→ Exercise: Take the line containing "Extract the structured" and every line after it to the end of the records, and copy them exactly, excluding pictures.

[Source data]
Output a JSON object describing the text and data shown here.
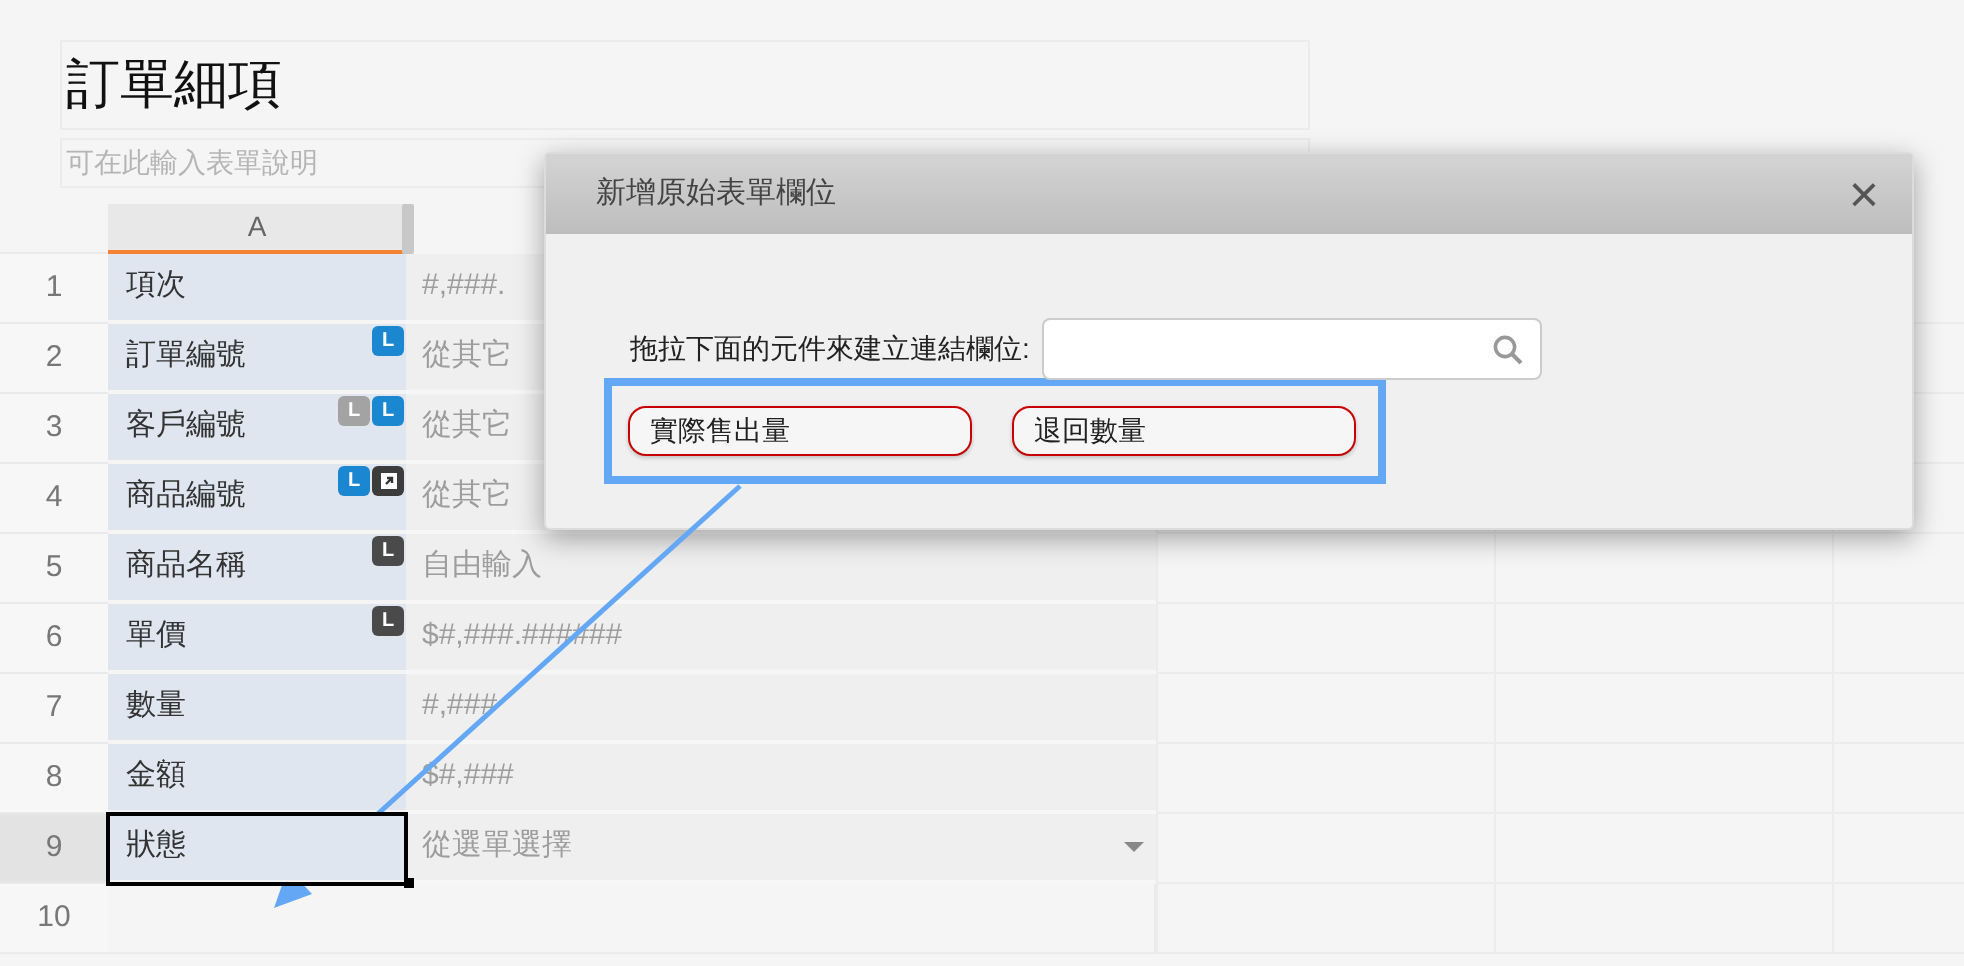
{
  "form": {
    "title": "訂單細項",
    "description_placeholder": "可在此輸入表單說明"
  },
  "grid": {
    "columns": [
      "A"
    ],
    "rows": [
      {
        "number": "1",
        "label": "項次",
        "format": "#,###.",
        "badges": [],
        "selected": false,
        "dropdown": false
      },
      {
        "number": "2",
        "label": "訂單編號",
        "format": "從其它",
        "badges": [
          {
            "kind": "letter",
            "text": "L",
            "color": "#1a87d0"
          }
        ],
        "selected": false,
        "dropdown": false
      },
      {
        "number": "3",
        "label": "客戶編號",
        "format": "從其它",
        "badges": [
          {
            "kind": "letter",
            "text": "L",
            "color": "#a3a3a3"
          },
          {
            "kind": "letter",
            "text": "L",
            "color": "#1a87d0"
          }
        ],
        "selected": false,
        "dropdown": false
      },
      {
        "number": "4",
        "label": "商品編號",
        "format": "從其它",
        "badges": [
          {
            "kind": "letter",
            "text": "L",
            "color": "#1a87d0"
          },
          {
            "kind": "link",
            "color": "#3c3c3c"
          }
        ],
        "selected": false,
        "dropdown": false
      },
      {
        "number": "5",
        "label": "商品名稱",
        "format": "自由輸入",
        "badges": [
          {
            "kind": "letter",
            "text": "L",
            "color": "#4a4a4a"
          }
        ],
        "selected": false,
        "dropdown": false
      },
      {
        "number": "6",
        "label": "單價",
        "format": "$#,###.######",
        "badges": [
          {
            "kind": "letter",
            "text": "L",
            "color": "#4a4a4a"
          }
        ],
        "selected": false,
        "dropdown": false
      },
      {
        "number": "7",
        "label": "數量",
        "format": "#,###",
        "badges": [],
        "selected": false,
        "dropdown": false
      },
      {
        "number": "8",
        "label": "金額",
        "format": "$#,###",
        "badges": [],
        "selected": false,
        "dropdown": false
      },
      {
        "number": "9",
        "label": "狀態",
        "format": "從選單選擇",
        "badges": [],
        "selected": true,
        "dropdown": true
      },
      {
        "number": "10",
        "badges": [],
        "selected": false
      }
    ]
  },
  "dialog": {
    "title": "新增原始表單欄位",
    "close": "×",
    "search_label": "拖拉下面的元件來建立連結欄位:",
    "fields": [
      "實際售出量",
      "退回數量"
    ]
  }
}
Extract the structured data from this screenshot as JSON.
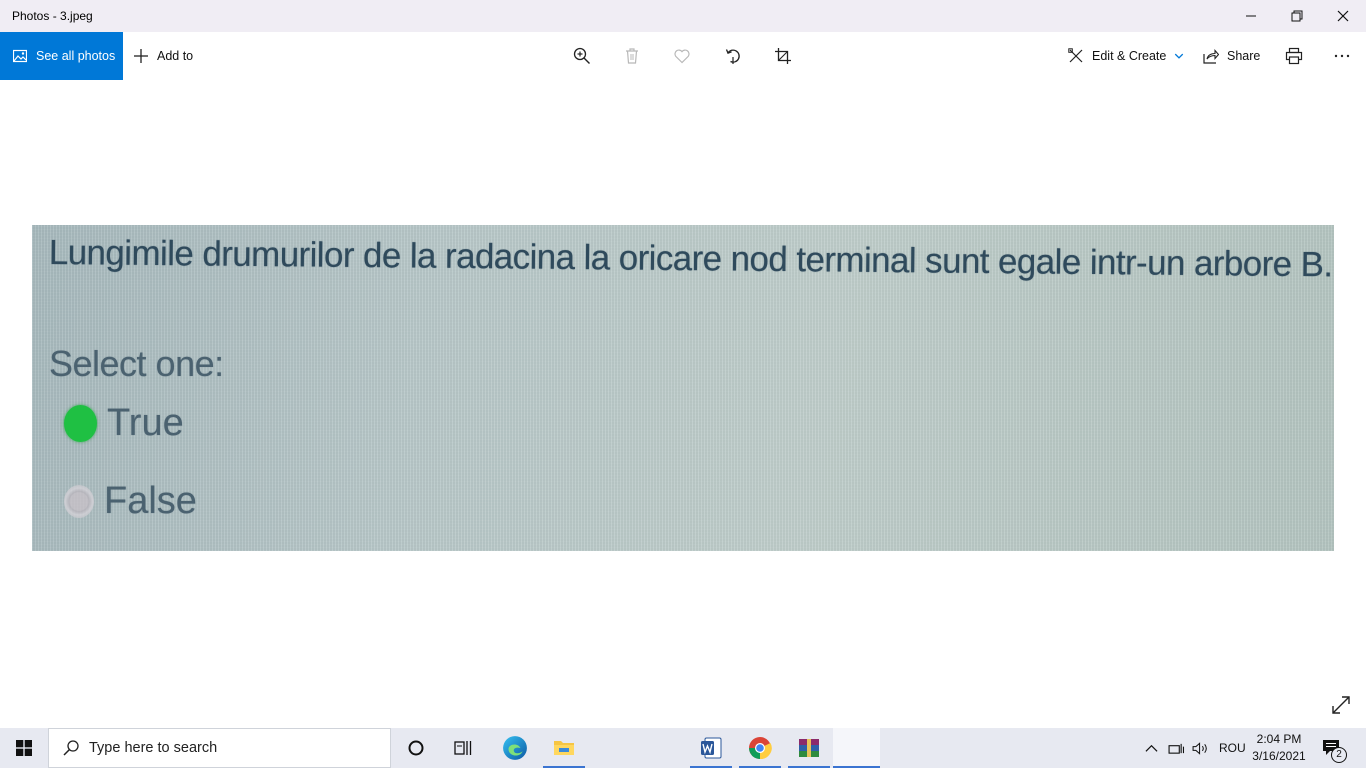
{
  "window": {
    "title": "Photos - 3.jpeg"
  },
  "toolbar": {
    "see_all_photos": "See all photos",
    "add_to": "Add to",
    "edit_create": "Edit & Create",
    "share": "Share"
  },
  "photo": {
    "question": "Lungimile drumurilor de la radacina la oricare nod terminal sunt egale intr-un arbore B.",
    "select_one": "Select one:",
    "options": [
      {
        "label": "True",
        "selected": true
      },
      {
        "label": "False",
        "selected": false
      }
    ]
  },
  "taskbar": {
    "search_placeholder": "Type here to search",
    "language": "ROU",
    "time": "2:04 PM",
    "date": "3/16/2021",
    "notifications_count": "2"
  },
  "colors": {
    "accent": "#0078d7",
    "selected_radio": "#1fc043",
    "photo_text": "#2f4a5c"
  }
}
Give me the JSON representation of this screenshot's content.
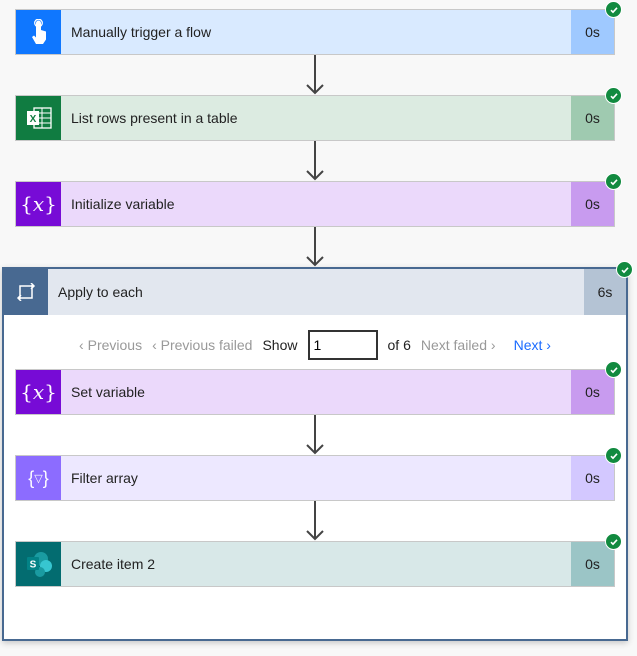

→ Answer for this exercise:
Extract the structured data from this screenshot as JSON.
{
  "window": {
    "title": "Photos - 3.jpeg"
  },
  "toolbar": {
    "see_all_photos": "See all photos",
    "add_to": "Add to",
    "edit_create": "Edit & Create",
    "share": "Share"
  },
  "photo": {
    "question": "Lungimile drumurilor de la radacina la oricare nod terminal sunt egale intr-un arbore B.",
    "select_one": "Select one:",
    "options": [
      {
        "label": "True",
        "selected": true
      },
      {
        "label": "False",
        "selected": false
      }
    ]
  },
  "taskbar": {
    "search_placeholder": "Type here to search",
    "language": "ROU",
    "time": "2:04 PM",
    "date": "3/16/2021",
    "notifications_count": "2"
  },
  "colors": {
    "accent": "#0078d7",
    "selected_radio": "#1fc043",
    "photo_text": "#2f4a5c"
  }
}
Give me the JSON representation of this screenshot's content.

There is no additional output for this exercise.